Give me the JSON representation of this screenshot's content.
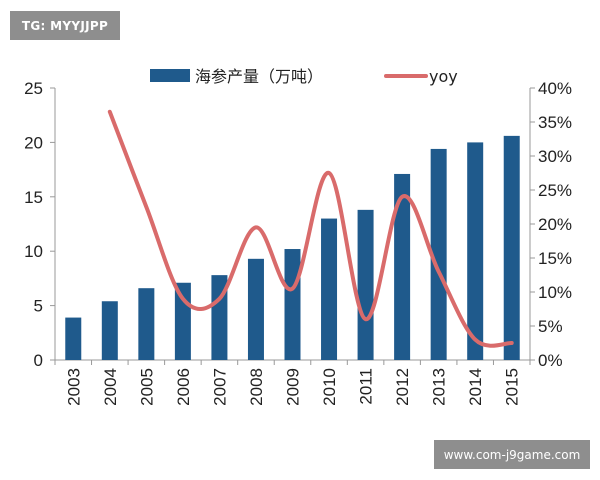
{
  "watermarks": {
    "top": "TG: MYYJJPP",
    "bottom": "www.com-j9game.com"
  },
  "colors": {
    "bar": "#1f5a8c",
    "line": "#d96b6b",
    "axis": "#999999",
    "text": "#222222"
  },
  "chart_data": {
    "type": "bar",
    "categories": [
      "2003",
      "2004",
      "2005",
      "2006",
      "2007",
      "2008",
      "2009",
      "2010",
      "2011",
      "2012",
      "2013",
      "2014",
      "2015"
    ],
    "series": [
      {
        "name": "海参产量（万吨）",
        "type": "bar",
        "axis": "left",
        "values": [
          3.9,
          5.4,
          6.6,
          7.1,
          7.8,
          9.3,
          10.2,
          13.0,
          13.8,
          17.1,
          19.4,
          20.0,
          20.6
        ]
      },
      {
        "name": "yoy",
        "type": "line",
        "axis": "right",
        "values": [
          null,
          0.365,
          0.225,
          0.09,
          0.09,
          0.195,
          0.105,
          0.275,
          0.06,
          0.24,
          0.13,
          0.03,
          0.025
        ]
      }
    ],
    "ylim": [
      0,
      25
    ],
    "y_ticks": [
      "0",
      "5",
      "10",
      "15",
      "20",
      "25"
    ],
    "y2lim": [
      0,
      0.4
    ],
    "y2_ticks": [
      "0%",
      "5%",
      "10%",
      "15%",
      "20%",
      "25%",
      "30%",
      "35%",
      "40%"
    ],
    "legend_position": "top",
    "grid": false
  }
}
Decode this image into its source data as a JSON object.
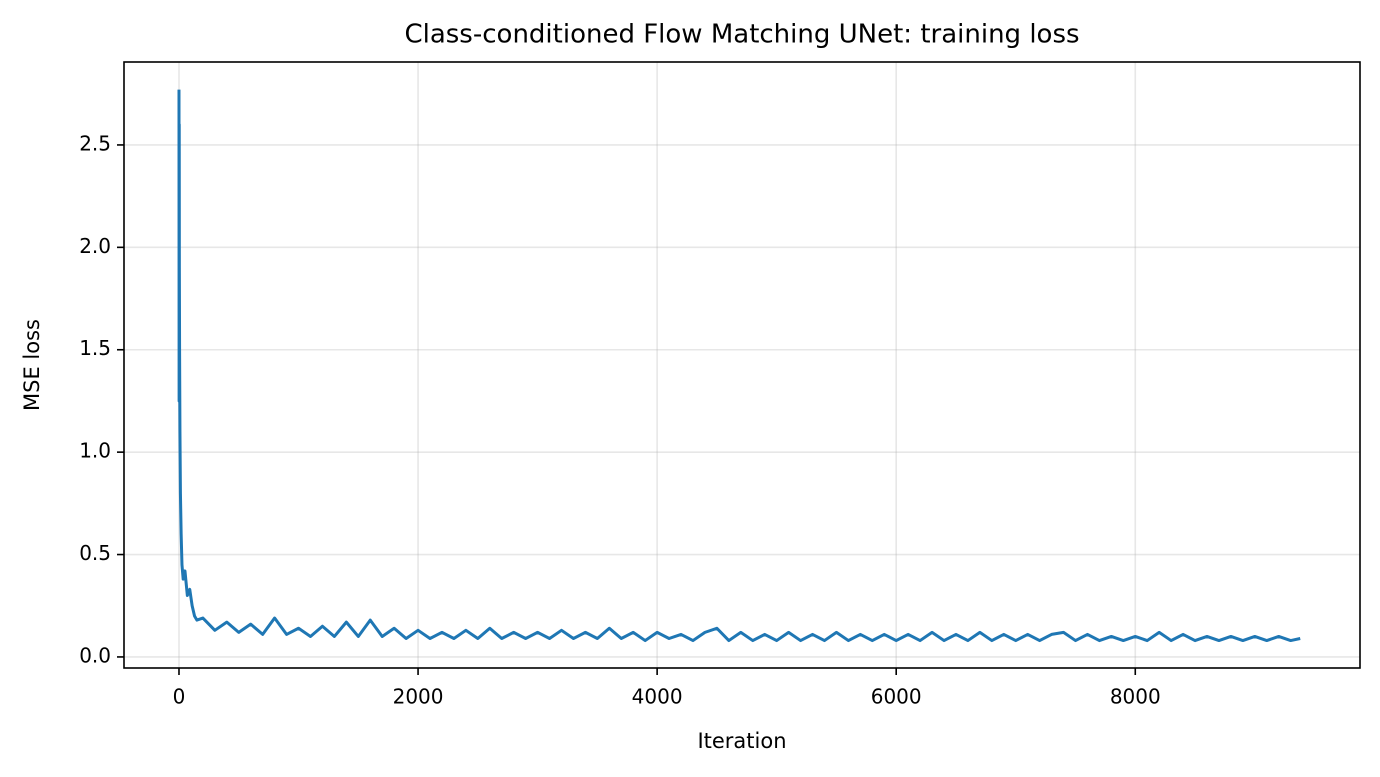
{
  "chart_data": {
    "type": "line",
    "title": "Class-conditioned Flow Matching UNet: training loss",
    "xlabel": "Iteration",
    "ylabel": "MSE loss",
    "color": "#1f77b4",
    "grid": true,
    "xlim": [
      -460,
      9880
    ],
    "ylim": [
      -0.054,
      2.905
    ],
    "xticks": [
      0,
      2000,
      4000,
      6000,
      8000
    ],
    "yticks": [
      {
        "value": 0,
        "label": "0.0"
      },
      0.5,
      {
        "value": 1,
        "label": "1.0"
      },
      1.5,
      {
        "value": 2,
        "label": "2.0"
      },
      2.5
    ],
    "x": [
      0,
      1,
      2,
      3,
      5,
      8,
      12,
      18,
      25,
      35,
      50,
      70,
      90,
      110,
      130,
      150,
      200,
      300,
      400,
      500,
      600,
      700,
      800,
      900,
      1000,
      1100,
      1200,
      1300,
      1400,
      1500,
      1600,
      1700,
      1800,
      1900,
      2000,
      2100,
      2200,
      2300,
      2400,
      2500,
      2600,
      2700,
      2800,
      2900,
      3000,
      3100,
      3200,
      3300,
      3400,
      3500,
      3600,
      3700,
      3800,
      3900,
      4000,
      4100,
      4200,
      4300,
      4400,
      4500,
      4600,
      4700,
      4800,
      4900,
      5000,
      5100,
      5200,
      5300,
      5400,
      5500,
      5600,
      5700,
      5800,
      5900,
      6000,
      6100,
      6200,
      6300,
      6400,
      6500,
      6600,
      6700,
      6800,
      6900,
      7000,
      7100,
      7200,
      7300,
      7400,
      7500,
      7600,
      7700,
      7800,
      7900,
      8000,
      8100,
      8200,
      8300,
      8400,
      8500,
      8600,
      8700,
      8800,
      8900,
      9000,
      9100,
      9200,
      9300,
      9380
    ],
    "values": [
      2.77,
      1.25,
      2.6,
      1.9,
      1.5,
      1.1,
      0.8,
      0.6,
      0.45,
      0.38,
      0.42,
      0.3,
      0.33,
      0.25,
      0.2,
      0.18,
      0.19,
      0.13,
      0.17,
      0.12,
      0.16,
      0.11,
      0.19,
      0.11,
      0.14,
      0.1,
      0.15,
      0.1,
      0.17,
      0.1,
      0.18,
      0.1,
      0.14,
      0.09,
      0.13,
      0.09,
      0.12,
      0.09,
      0.13,
      0.09,
      0.14,
      0.09,
      0.12,
      0.09,
      0.12,
      0.09,
      0.13,
      0.09,
      0.12,
      0.09,
      0.14,
      0.09,
      0.12,
      0.08,
      0.12,
      0.09,
      0.11,
      0.08,
      0.12,
      0.14,
      0.08,
      0.12,
      0.08,
      0.11,
      0.08,
      0.12,
      0.08,
      0.11,
      0.08,
      0.12,
      0.08,
      0.11,
      0.08,
      0.11,
      0.08,
      0.11,
      0.08,
      0.12,
      0.08,
      0.11,
      0.08,
      0.12,
      0.08,
      0.11,
      0.08,
      0.11,
      0.08,
      0.11,
      0.12,
      0.08,
      0.11,
      0.08,
      0.1,
      0.08,
      0.1,
      0.08,
      0.12,
      0.08,
      0.11,
      0.08,
      0.1,
      0.08,
      0.1,
      0.08,
      0.1,
      0.08,
      0.1,
      0.08,
      0.09
    ]
  }
}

- - -

Written exercise: Copy out each line exactly, without the pictures.

Correct answer:
Give me the JSON representation of this screenshot's content.
{
  "watermarks": {
    "top": "TG: MYYJJPP",
    "bottom": "www.com-j9game.com"
  },
  "colors": {
    "bar": "#1f5a8c",
    "line": "#d96b6b",
    "axis": "#999999",
    "text": "#222222"
  },
  "chart_data": {
    "type": "bar",
    "categories": [
      "2003",
      "2004",
      "2005",
      "2006",
      "2007",
      "2008",
      "2009",
      "2010",
      "2011",
      "2012",
      "2013",
      "2014",
      "2015"
    ],
    "series": [
      {
        "name": "海参产量（万吨）",
        "type": "bar",
        "axis": "left",
        "values": [
          3.9,
          5.4,
          6.6,
          7.1,
          7.8,
          9.3,
          10.2,
          13.0,
          13.8,
          17.1,
          19.4,
          20.0,
          20.6
        ]
      },
      {
        "name": "yoy",
        "type": "line",
        "axis": "right",
        "values": [
          null,
          0.365,
          0.225,
          0.09,
          0.09,
          0.195,
          0.105,
          0.275,
          0.06,
          0.24,
          0.13,
          0.03,
          0.025
        ]
      }
    ],
    "ylim": [
      0,
      25
    ],
    "y_ticks": [
      "0",
      "5",
      "10",
      "15",
      "20",
      "25"
    ],
    "y2lim": [
      0,
      0.4
    ],
    "y2_ticks": [
      "0%",
      "5%",
      "10%",
      "15%",
      "20%",
      "25%",
      "30%",
      "35%",
      "40%"
    ],
    "legend_position": "top",
    "grid": false
  }
}
Decode this image into its source data as a JSON object.
{
  "chart_data": {
    "type": "line",
    "title": "Class-conditioned Flow Matching UNet: training loss",
    "xlabel": "Iteration",
    "ylabel": "MSE loss",
    "color": "#1f77b4",
    "grid": true,
    "xlim": [
      -460,
      9880
    ],
    "ylim": [
      -0.054,
      2.905
    ],
    "xticks": [
      0,
      2000,
      4000,
      6000,
      8000
    ],
    "yticks": [
      {
        "value": 0,
        "label": "0.0"
      },
      0.5,
      {
        "value": 1,
        "label": "1.0"
      },
      1.5,
      {
        "value": 2,
        "label": "2.0"
      },
      2.5
    ],
    "x": [
      0,
      1,
      2,
      3,
      5,
      8,
      12,
      18,
      25,
      35,
      50,
      70,
      90,
      110,
      130,
      150,
      200,
      300,
      400,
      500,
      600,
      700,
      800,
      900,
      1000,
      1100,
      1200,
      1300,
      1400,
      1500,
      1600,
      1700,
      1800,
      1900,
      2000,
      2100,
      2200,
      2300,
      2400,
      2500,
      2600,
      2700,
      2800,
      2900,
      3000,
      3100,
      3200,
      3300,
      3400,
      3500,
      3600,
      3700,
      3800,
      3900,
      4000,
      4100,
      4200,
      4300,
      4400,
      4500,
      4600,
      4700,
      4800,
      4900,
      5000,
      5100,
      5200,
      5300,
      5400,
      5500,
      5600,
      5700,
      5800,
      5900,
      6000,
      6100,
      6200,
      6300,
      6400,
      6500,
      6600,
      6700,
      6800,
      6900,
      7000,
      7100,
      7200,
      7300,
      7400,
      7500,
      7600,
      7700,
      7800,
      7900,
      8000,
      8100,
      8200,
      8300,
      8400,
      8500,
      8600,
      8700,
      8800,
      8900,
      9000,
      9100,
      9200,
      9300,
      9380
    ],
    "values": [
      2.77,
      1.25,
      2.6,
      1.9,
      1.5,
      1.1,
      0.8,
      0.6,
      0.45,
      0.38,
      0.42,
      0.3,
      0.33,
      0.25,
      0.2,
      0.18,
      0.19,
      0.13,
      0.17,
      0.12,
      0.16,
      0.11,
      0.19,
      0.11,
      0.14,
      0.1,
      0.15,
      0.1,
      0.17,
      0.1,
      0.18,
      0.1,
      0.14,
      0.09,
      0.13,
      0.09,
      0.12,
      0.09,
      0.13,
      0.09,
      0.14,
      0.09,
      0.12,
      0.09,
      0.12,
      0.09,
      0.13,
      0.09,
      0.12,
      0.09,
      0.14,
      0.09,
      0.12,
      0.08,
      0.12,
      0.09,
      0.11,
      0.08,
      0.12,
      0.14,
      0.08,
      0.12,
      0.08,
      0.11,
      0.08,
      0.12,
      0.08,
      0.11,
      0.08,
      0.12,
      0.08,
      0.11,
      0.08,
      0.11,
      0.08,
      0.11,
      0.08,
      0.12,
      0.08,
      0.11,
      0.08,
      0.12,
      0.08,
      0.11,
      0.08,
      0.11,
      0.08,
      0.11,
      0.12,
      0.08,
      0.11,
      0.08,
      0.1,
      0.08,
      0.1,
      0.08,
      0.12,
      0.08,
      0.11,
      0.08,
      0.1,
      0.08,
      0.1,
      0.08,
      0.1,
      0.08,
      0.1,
      0.08,
      0.09
    ]
  }
}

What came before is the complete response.